**WHAT IS NEEDED**:
Reproduce every record exactly as it appears, but not the pictures.

**STORED DATA**:
────────────────────

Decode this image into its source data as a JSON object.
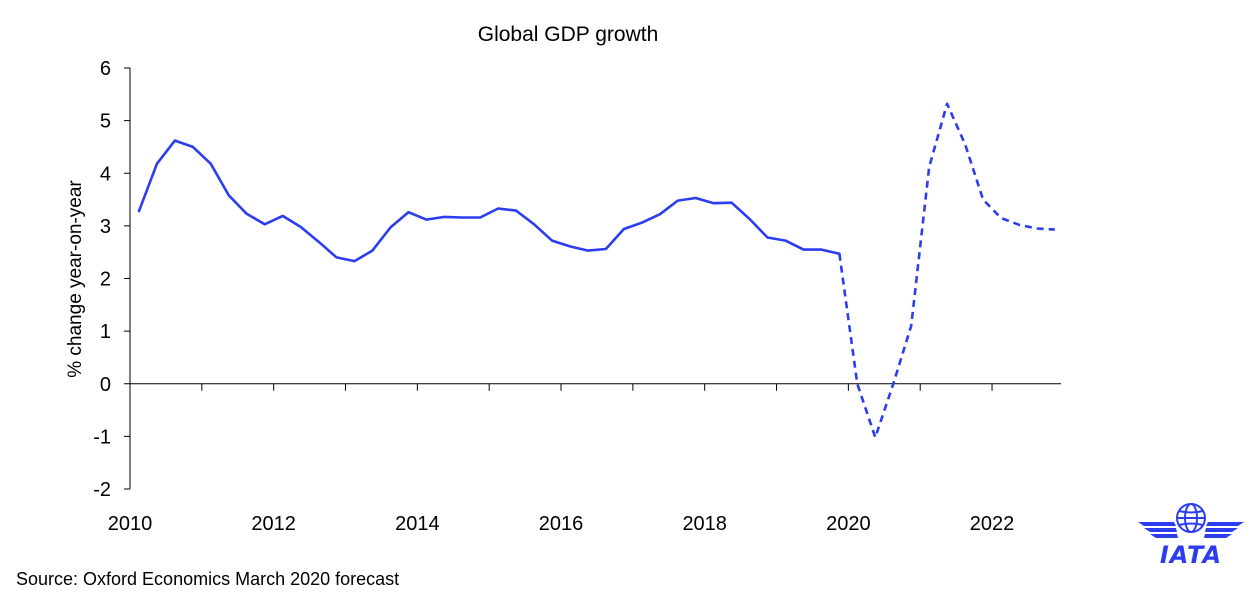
{
  "chart_data": {
    "type": "line",
    "title": "Global GDP growth",
    "xlabel": "",
    "ylabel": "% change year-on-year",
    "x_tick_labels": [
      "2010",
      "2012",
      "2014",
      "2016",
      "2018",
      "2020",
      "2022"
    ],
    "y_tick_labels": [
      "-2",
      "-1",
      "0",
      "1",
      "2",
      "3",
      "4",
      "5",
      "6"
    ],
    "ylim": [
      -2,
      6
    ],
    "xlim": [
      2010.0,
      2022.96
    ],
    "grid": false,
    "legend": "none",
    "line_color": "#2c3df0",
    "series": [
      {
        "style": "solid",
        "x": [
          2010.125,
          2010.375,
          2010.625,
          2010.875,
          2011.125,
          2011.375,
          2011.625,
          2011.875,
          2012.125,
          2012.375,
          2012.625,
          2012.875,
          2013.125,
          2013.375,
          2013.625,
          2013.875,
          2014.125,
          2014.375,
          2014.625,
          2014.875,
          2015.125,
          2015.375,
          2015.625,
          2015.875,
          2016.125,
          2016.375,
          2016.625,
          2016.875,
          2017.125,
          2017.375,
          2017.625,
          2017.875,
          2018.125,
          2018.375,
          2018.625,
          2018.875,
          2019.125,
          2019.375,
          2019.625,
          2019.875
        ],
        "y": [
          3.28,
          4.18,
          4.62,
          4.5,
          4.18,
          3.58,
          3.23,
          3.03,
          3.19,
          2.98,
          2.7,
          2.4,
          2.33,
          2.53,
          2.97,
          3.26,
          3.12,
          3.17,
          3.16,
          3.16,
          3.33,
          3.29,
          3.03,
          2.72,
          2.61,
          2.53,
          2.56,
          2.94,
          3.06,
          3.22,
          3.48,
          3.53,
          3.43,
          3.44,
          3.13,
          2.78,
          2.72,
          2.55,
          2.55,
          2.47
        ]
      },
      {
        "style": "dashed",
        "x": [
          2019.875,
          2020.125,
          2020.375,
          2020.625,
          2020.875,
          2021.125,
          2021.375,
          2021.625,
          2021.875,
          2022.125,
          2022.375,
          2022.625,
          2022.875
        ],
        "y": [
          2.47,
          0.0,
          -1.02,
          0.0,
          1.1,
          4.12,
          5.32,
          4.55,
          3.5,
          3.15,
          3.02,
          2.95,
          2.93
        ]
      }
    ]
  },
  "source_text": "Source: Oxford Economics March 2020 forecast",
  "logo": {
    "text": "IATA",
    "color": "#2c3df0"
  }
}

────────────────────

**COMPLETED TASK**:
Decode this image into its source data as a JSON object.
{
  "chart_data": {
    "type": "line",
    "title": "Global GDP growth",
    "xlabel": "",
    "ylabel": "% change year-on-year",
    "x_tick_labels": [
      "2010",
      "2012",
      "2014",
      "2016",
      "2018",
      "2020",
      "2022"
    ],
    "y_tick_labels": [
      "-2",
      "-1",
      "0",
      "1",
      "2",
      "3",
      "4",
      "5",
      "6"
    ],
    "ylim": [
      -2,
      6
    ],
    "xlim": [
      2010.0,
      2022.96
    ],
    "grid": false,
    "legend": "none",
    "line_color": "#2c3df0",
    "series": [
      {
        "style": "solid",
        "x": [
          2010.125,
          2010.375,
          2010.625,
          2010.875,
          2011.125,
          2011.375,
          2011.625,
          2011.875,
          2012.125,
          2012.375,
          2012.625,
          2012.875,
          2013.125,
          2013.375,
          2013.625,
          2013.875,
          2014.125,
          2014.375,
          2014.625,
          2014.875,
          2015.125,
          2015.375,
          2015.625,
          2015.875,
          2016.125,
          2016.375,
          2016.625,
          2016.875,
          2017.125,
          2017.375,
          2017.625,
          2017.875,
          2018.125,
          2018.375,
          2018.625,
          2018.875,
          2019.125,
          2019.375,
          2019.625,
          2019.875
        ],
        "y": [
          3.28,
          4.18,
          4.62,
          4.5,
          4.18,
          3.58,
          3.23,
          3.03,
          3.19,
          2.98,
          2.7,
          2.4,
          2.33,
          2.53,
          2.97,
          3.26,
          3.12,
          3.17,
          3.16,
          3.16,
          3.33,
          3.29,
          3.03,
          2.72,
          2.61,
          2.53,
          2.56,
          2.94,
          3.06,
          3.22,
          3.48,
          3.53,
          3.43,
          3.44,
          3.13,
          2.78,
          2.72,
          2.55,
          2.55,
          2.47
        ]
      },
      {
        "style": "dashed",
        "x": [
          2019.875,
          2020.125,
          2020.375,
          2020.625,
          2020.875,
          2021.125,
          2021.375,
          2021.625,
          2021.875,
          2022.125,
          2022.375,
          2022.625,
          2022.875
        ],
        "y": [
          2.47,
          0.0,
          -1.02,
          0.0,
          1.1,
          4.12,
          5.32,
          4.55,
          3.5,
          3.15,
          3.02,
          2.95,
          2.93
        ]
      }
    ]
  },
  "source_text": "Source: Oxford Economics March 2020 forecast",
  "logo": {
    "text": "IATA",
    "color": "#2c3df0"
  }
}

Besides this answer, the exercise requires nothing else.